=== Given records ===

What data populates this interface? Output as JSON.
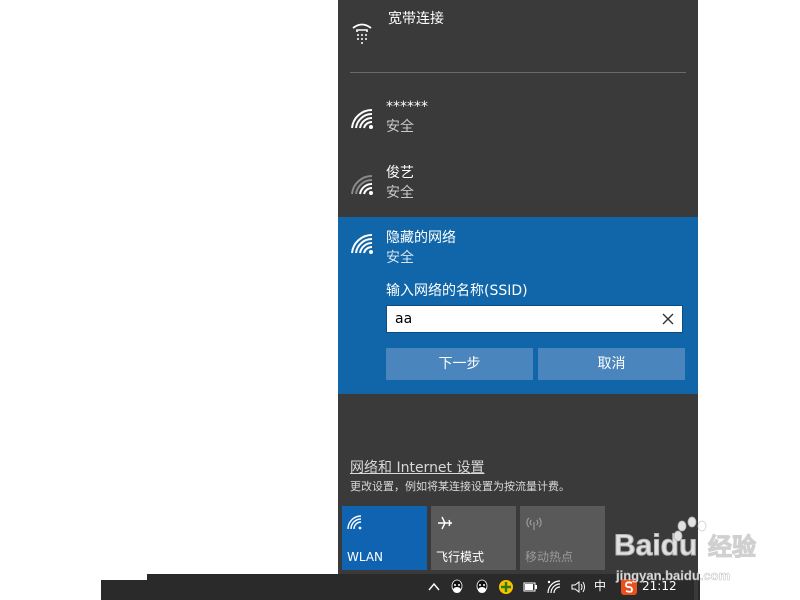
{
  "flyout": {
    "broadband": {
      "label": "宽带连接",
      "icon": "broadband-connection-icon"
    },
    "networks": [
      {
        "name": "******",
        "status": "安全",
        "icon": "wifi-full-icon"
      },
      {
        "name": "俊艺",
        "status": "安全",
        "icon": "wifi-medium-icon"
      }
    ],
    "hidden_network": {
      "name": "隐藏的网络",
      "status": "安全",
      "icon": "wifi-full-icon",
      "ssid_label": "输入网络的名称(SSID)",
      "ssid_value": "aa",
      "clear_icon": "close-icon",
      "next_label": "下一步",
      "cancel_label": "取消"
    },
    "settings": {
      "link_label": "网络和 Internet 设置",
      "description": "更改设置，例如将某连接设置为按流量计费。"
    },
    "quick_actions": [
      {
        "label": "WLAN",
        "icon": "wifi-icon",
        "state": "on"
      },
      {
        "label": "飞行模式",
        "icon": "airplane-icon",
        "state": "off"
      },
      {
        "label": "移动热点",
        "icon": "hotspot-icon",
        "state": "disabled"
      }
    ]
  },
  "taskbar": {
    "ime_label": "中",
    "clock": "21:12",
    "tray_icons": [
      "chevron-up-icon",
      "qq-icon",
      "qq-icon",
      "360-security-icon",
      "battery-icon",
      "network-icon",
      "volume-icon",
      "sogou-input-icon"
    ]
  },
  "watermark": {
    "brand": "Baidu",
    "cn": "经验",
    "url": "jingyan.baidu.com"
  },
  "colors": {
    "panel_bg": "#3a3a3a",
    "accent": "#1066a8",
    "button_bg": "#4a86bd",
    "wlan_tile": "#0f63b0",
    "taskbar_bg": "#2a2a2a"
  }
}
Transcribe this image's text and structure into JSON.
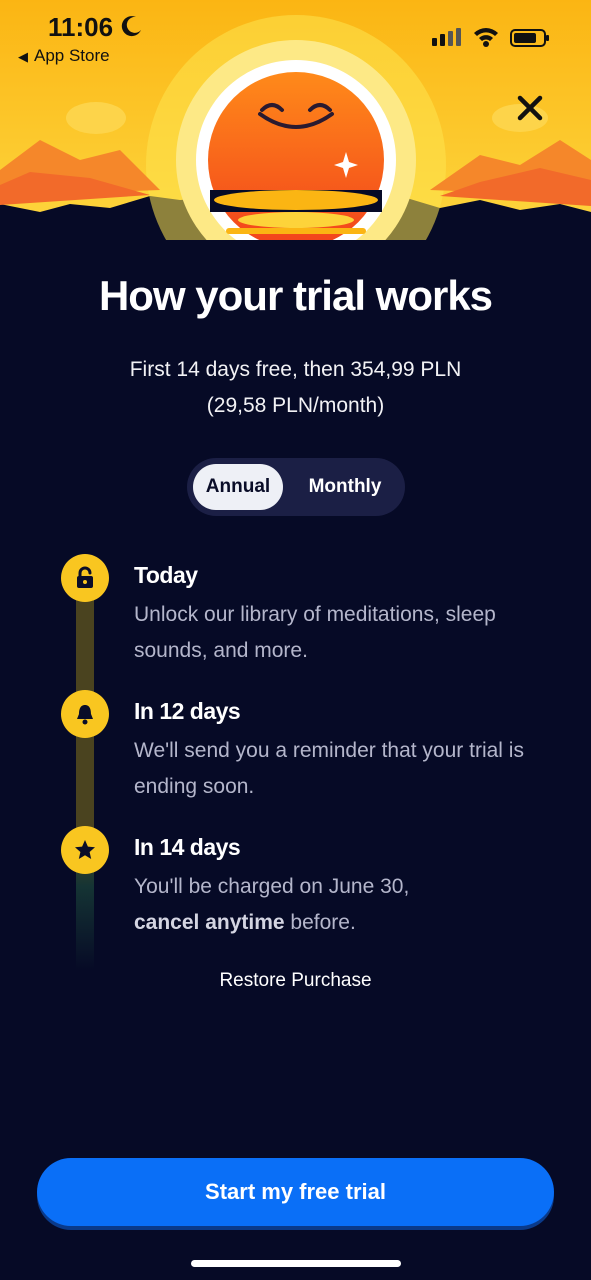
{
  "status_bar": {
    "time": "11:06",
    "back_label": "App Store"
  },
  "hero": {
    "title": "How your trial works"
  },
  "pricing": {
    "line1": "First 14 days free, then 354,99 PLN",
    "line2": "(29,58 PLN/month)"
  },
  "plan_toggle": {
    "selected": "Annual",
    "options": [
      "Annual",
      "Monthly"
    ]
  },
  "timeline": [
    {
      "heading": "Today",
      "body": "Unlock our library of meditations, sleep sounds, and more.",
      "icon": "lock-icon"
    },
    {
      "heading": "In 12 days",
      "body": "We'll send you a reminder that your trial is ending soon.",
      "icon": "bell-icon"
    },
    {
      "heading": "In 14 days",
      "body_bold": "cancel anytime",
      "body_prefix": "You'll be charged on June 30,",
      "body_suffix": " before.",
      "icon": "star-icon"
    }
  ],
  "restore_label": "Restore Purchase",
  "cta_label": "Start my free trial",
  "colors": {
    "background": "#060a26",
    "accent": "#f9c620",
    "cta": "#0a6ff7"
  }
}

===

● **What the task requires**:
Write the entries above out again exactly, but not the pictures.

● **The response**:
What data populates this interface? Output as JSON.
{
  "flyout": {
    "broadband": {
      "label": "宽带连接",
      "icon": "broadband-connection-icon"
    },
    "networks": [
      {
        "name": "******",
        "status": "安全",
        "icon": "wifi-full-icon"
      },
      {
        "name": "俊艺",
        "status": "安全",
        "icon": "wifi-medium-icon"
      }
    ],
    "hidden_network": {
      "name": "隐藏的网络",
      "status": "安全",
      "icon": "wifi-full-icon",
      "ssid_label": "输入网络的名称(SSID)",
      "ssid_value": "aa",
      "clear_icon": "close-icon",
      "next_label": "下一步",
      "cancel_label": "取消"
    },
    "settings": {
      "link_label": "网络和 Internet 设置",
      "description": "更改设置，例如将某连接设置为按流量计费。"
    },
    "quick_actions": [
      {
        "label": "WLAN",
        "icon": "wifi-icon",
        "state": "on"
      },
      {
        "label": "飞行模式",
        "icon": "airplane-icon",
        "state": "off"
      },
      {
        "label": "移动热点",
        "icon": "hotspot-icon",
        "state": "disabled"
      }
    ]
  },
  "taskbar": {
    "ime_label": "中",
    "clock": "21:12",
    "tray_icons": [
      "chevron-up-icon",
      "qq-icon",
      "qq-icon",
      "360-security-icon",
      "battery-icon",
      "network-icon",
      "volume-icon",
      "sogou-input-icon"
    ]
  },
  "watermark": {
    "brand": "Baidu",
    "cn": "经验",
    "url": "jingyan.baidu.com"
  },
  "colors": {
    "panel_bg": "#3a3a3a",
    "accent": "#1066a8",
    "button_bg": "#4a86bd",
    "wlan_tile": "#0f63b0",
    "taskbar_bg": "#2a2a2a"
  }
}
Transcribe this image's text and structure into JSON.
{
  "status_bar": {
    "time": "11:06",
    "back_label": "App Store"
  },
  "hero": {
    "title": "How your trial works"
  },
  "pricing": {
    "line1": "First 14 days free, then 354,99 PLN",
    "line2": "(29,58 PLN/month)"
  },
  "plan_toggle": {
    "selected": "Annual",
    "options": [
      "Annual",
      "Monthly"
    ]
  },
  "timeline": [
    {
      "heading": "Today",
      "body": "Unlock our library of meditations, sleep sounds, and more.",
      "icon": "lock-icon"
    },
    {
      "heading": "In 12 days",
      "body": "We'll send you a reminder that your trial is ending soon.",
      "icon": "bell-icon"
    },
    {
      "heading": "In 14 days",
      "body_bold": "cancel anytime",
      "body_prefix": "You'll be charged on June 30,",
      "body_suffix": " before.",
      "icon": "star-icon"
    }
  ],
  "restore_label": "Restore Purchase",
  "cta_label": "Start my free trial",
  "colors": {
    "background": "#060a26",
    "accent": "#f9c620",
    "cta": "#0a6ff7"
  }
}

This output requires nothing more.